Write out the data below in full, unchanged, minus the images.

== Records to use ==

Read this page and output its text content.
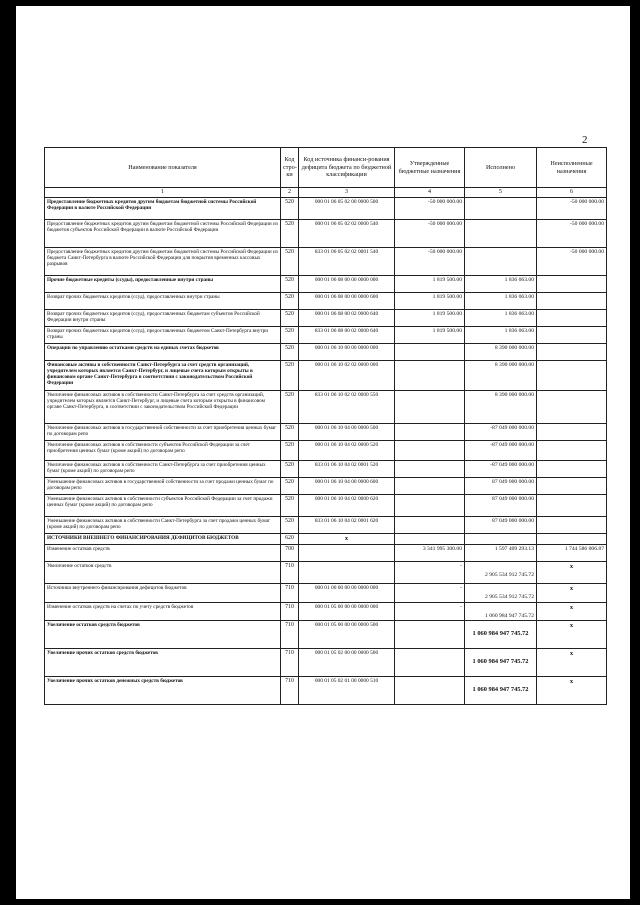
2
Наименование показателя	Код стро-ки	Код источника финанси-рования дефицита бюджета по бюджетной классификации	Утвержденные бюджетные назначения	Исполнено	Неисполненные назначения
1	2	3	4	5	6
Предоставление бюджетных кредитов другим бюджетам бюджетной системы Российской Федерации в валюте Российской Федерации	520	000 01 06 05 02 00 0000 500	-50 000 000.00		-50 000 000.00
Предоставление бюджетных кредитов другим бюджетам бюджетной системы Российской Федерации из бюджетов субъектов Российской Федерации в валюте Российской Федерации	520	000 01 06 05 02 02 0000 540	-50 000 000.00		-50 000 000.00
Предоставление бюджетных кредитов другим бюджетам бюджетной системы Российской Федерации из бюджета Санкт-Петербурга в валюте Российской Федерации для покрытия временных кассовых разрывов	520	833 01 06 05 02 02 0001 540	-50 000 000.00		-50 000 000.00
Прочие бюджетные кредиты (ссуды), предоставленные внутри страны	520	000 01 06 08 00 00 0000 000	1 819 500.00	1 836 063.00	
Возврат прочих бюджетных кредитов (ссуд), предоставленных внутри страны	520	000 01 06 08 00 00 0000 600	1 819 500.00	1 836 063.00	
Возврат прочих бюджетных кредитов (ссуд), предоставленных бюджетам субъектов Российской Федерации внутри страны	520	000 01 06 08 00 02 0000 640	1 819 500.00	1 836 063.00	
Возврат прочих бюджетных кредитов (ссуд), предоставленных бюджетом Санкт-Петербурга внутри страны	520	833 01 06 08 00 02 0000 640	1 819 500.00	1 836 063.00	
Операции по управлению остатками средств на единых счетах бюджетов	520	000 01 06 10 00 00 0000 000		8 390 000 000.00	
Финансовые активы в собственности Санкт-Петербурга за счет средств организаций, учредителем которых является Санкт-Петербург, и лицевые счета которым открыты в финансовом органе Санкт-Петербурга в соответствии с законодательством Российской Федерации	520	000 01 06 10 02 02 0000 000		8 390 000 000.00	
Увеличение финансовых активов в собственности Санкт-Петербурга за счет средств организаций, учредителем которых является Санкт-Петербург, и лицевые счета которым открыты в финансовом органе Санкт-Петербурга, в соответствии с законодательством Российской Федерации	520	833 01 06 10 02 02 0000 550		8 390 000 000.00	
Увеличение финансовых активов в государственной собственности за счет приобретения ценных бумаг по договорам репо	520	000 01 06 10 04 00 0000 500		-87 049 000 000.00	
Увеличение финансовых активов в собственности субъектов Российской Федерации за счет приобретения ценных бумаг (кроме акций) по договорам репо	520	000 01 06 10 04 02 0000 520		-87 049 000 000.00	
Увеличение финансовых активов в собственности Санкт-Петербурга за счет приобретения ценных бумаг (кроме акций) по договорам репо	520	833 01 06 10 04 02 0001 520		-87 049 000 000.00	
Уменьшение финансовых активов в государственной собственности за счет продажи ценных бумаг по договорам репо	520	000 01 06 10 04 00 0000 600		87 049 000 000.00	
Уменьшение финансовых активов в собственности субъектов Российской Федерации за счет продажи ценных бумаг (кроме акций) по договорам репо	520	000 01 06 10 04 02 0000 620		87 049 000 000.00	
Уменьшение финансовых активов в собственности Санкт-Петербурга за счет продажи ценных бумаг (кроме акций) по договорам репо	520	833 01 06 10 04 02 0001 620		87 049 000 000.00	
ИСТОЧНИКИ ВНЕШНЕГО ФИНАНСИРОВАНИЯ ДЕФИЦИТОВ БЮДЖЕТОВ	620	x			
Изменение остатков средств	700		3 341 995 300.00	1 597 409 293.13	1 744 586 006.87
Увеличение остатков средств	710		-	2 905 534 912 745.72	x
Источники внутреннего финансирования дефицитов бюджетов	710	000 01 00 00 00 00 0000 000	-	2 905 534 912 745.72	x
Изменение остатков средств на счетах по учету средств бюджетов	710	000 01 05 00 00 00 0000 000	-	1 060 984 947 745.72	x
Увеличение остатков средств бюджетов	710	000 01 05 00 00 00 0000 500		1 060 984 947 745.72	x
Увеличение прочих остатков средств бюджетов	710	000 01 05 02 00 00 0000 500		1 060 984 947 745.72	x
Увеличение прочих остатков денежных средств бюджетов	710	000 01 05 02 01 00 0000 510		1 060 984 947 745.72	x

===

The answer:
Read this page and output its text content.
2
Наименование показателя	Код стро-ки	Код источника финанси-рования дефицита бюджета по бюджетной классификации	Утвержденные бюджетные назначения	Исполнено	Неисполненные назначения
1	2	3	4	5	6
Предоставление бюджетных кредитов другим бюджетам бюджетной системы Российской Федерации в валюте Российской Федерации	520	000 01 06 05 02 00 0000 500	-50 000 000.00		-50 000 000.00
Предоставление бюджетных кредитов другим бюджетам бюджетной системы Российской Федерации из бюджетов субъектов Российской Федерации в валюте Российской Федерации	520	000 01 06 05 02 02 0000 540	-50 000 000.00		-50 000 000.00
Предоставление бюджетных кредитов другим бюджетам бюджетной системы Российской Федерации из бюджета Санкт-Петербурга в валюте Российской Федерации для покрытия временных кассовых разрывов	520	833 01 06 05 02 02 0001 540	-50 000 000.00		-50 000 000.00
Прочие бюджетные кредиты (ссуды), предоставленные внутри страны	520	000 01 06 08 00 00 0000 000	1 819 500.00	1 836 063.00	
Возврат прочих бюджетных кредитов (ссуд), предоставленных внутри страны	520	000 01 06 08 00 00 0000 600	1 819 500.00	1 836 063.00	
Возврат прочих бюджетных кредитов (ссуд), предоставленных бюджетам субъектов Российской Федерации внутри страны	520	000 01 06 08 00 02 0000 640	1 819 500.00	1 836 063.00	
Возврат прочих бюджетных кредитов (ссуд), предоставленных бюджетом Санкт-Петербурга внутри страны	520	833 01 06 08 00 02 0000 640	1 819 500.00	1 836 063.00	
Операции по управлению остатками средств на единых счетах бюджетов	520	000 01 06 10 00 00 0000 000		8 390 000 000.00	
Финансовые активы в собственности Санкт-Петербурга за счет средств организаций, учредителем которых является Санкт-Петербург, и лицевые счета которым открыты в финансовом органе Санкт-Петербурга в соответствии с законодательством Российской Федерации	520	000 01 06 10 02 02 0000 000		8 390 000 000.00	
Увеличение финансовых активов в собственности Санкт-Петербурга за счет средств организаций, учредителем которых является Санкт-Петербург, и лицевые счета которым открыты в финансовом органе Санкт-Петербурга, в соответствии с законодательством Российской Федерации	520	833 01 06 10 02 02 0000 550		8 390 000 000.00	
Увеличение финансовых активов в государственной собственности за счет приобретения ценных бумаг по договорам репо	520	000 01 06 10 04 00 0000 500		-87 049 000 000.00	
Увеличение финансовых активов в собственности субъектов Российской Федерации за счет приобретения ценных бумаг (кроме акций) по договорам репо	520	000 01 06 10 04 02 0000 520		-87 049 000 000.00	
Увеличение финансовых активов в собственности Санкт-Петербурга за счет приобретения ценных бумаг (кроме акций) по договорам репо	520	833 01 06 10 04 02 0001 520		-87 049 000 000.00	
Уменьшение финансовых активов в государственной собственности за счет продажи ценных бумаг по договорам репо	520	000 01 06 10 04 00 0000 600		87 049 000 000.00	
Уменьшение финансовых активов в собственности субъектов Российской Федерации за счет продажи ценных бумаг (кроме акций) по договорам репо	520	000 01 06 10 04 02 0000 620		87 049 000 000.00	
Уменьшение финансовых активов в собственности Санкт-Петербурга за счет продажи ценных бумаг (кроме акций) по договорам репо	520	833 01 06 10 04 02 0001 620		87 049 000 000.00	
ИСТОЧНИКИ ВНЕШНЕГО ФИНАНСИРОВАНИЯ ДЕФИЦИТОВ БЮДЖЕТОВ	620	x			
Изменение остатков средств	700		3 341 995 300.00	1 597 409 293.13	1 744 586 006.87
Увеличение остатков средств	710		-	2 905 534 912 745.72	x
Источники внутреннего финансирования дефицитов бюджетов	710	000 01 00 00 00 00 0000 000	-	2 905 534 912 745.72	x
Изменение остатков средств на счетах по учету средств бюджетов	710	000 01 05 00 00 00 0000 000	-	1 060 984 947 745.72	x
Увеличение остатков средств бюджетов	710	000 01 05 00 00 00 0000 500		1 060 984 947 745.72	x
Увеличение прочих остатков средств бюджетов	710	000 01 05 02 00 00 0000 500		1 060 984 947 745.72	x
Увеличение прочих остатков денежных средств бюджетов	710	000 01 05 02 01 00 0000 510		1 060 984 947 745.72	x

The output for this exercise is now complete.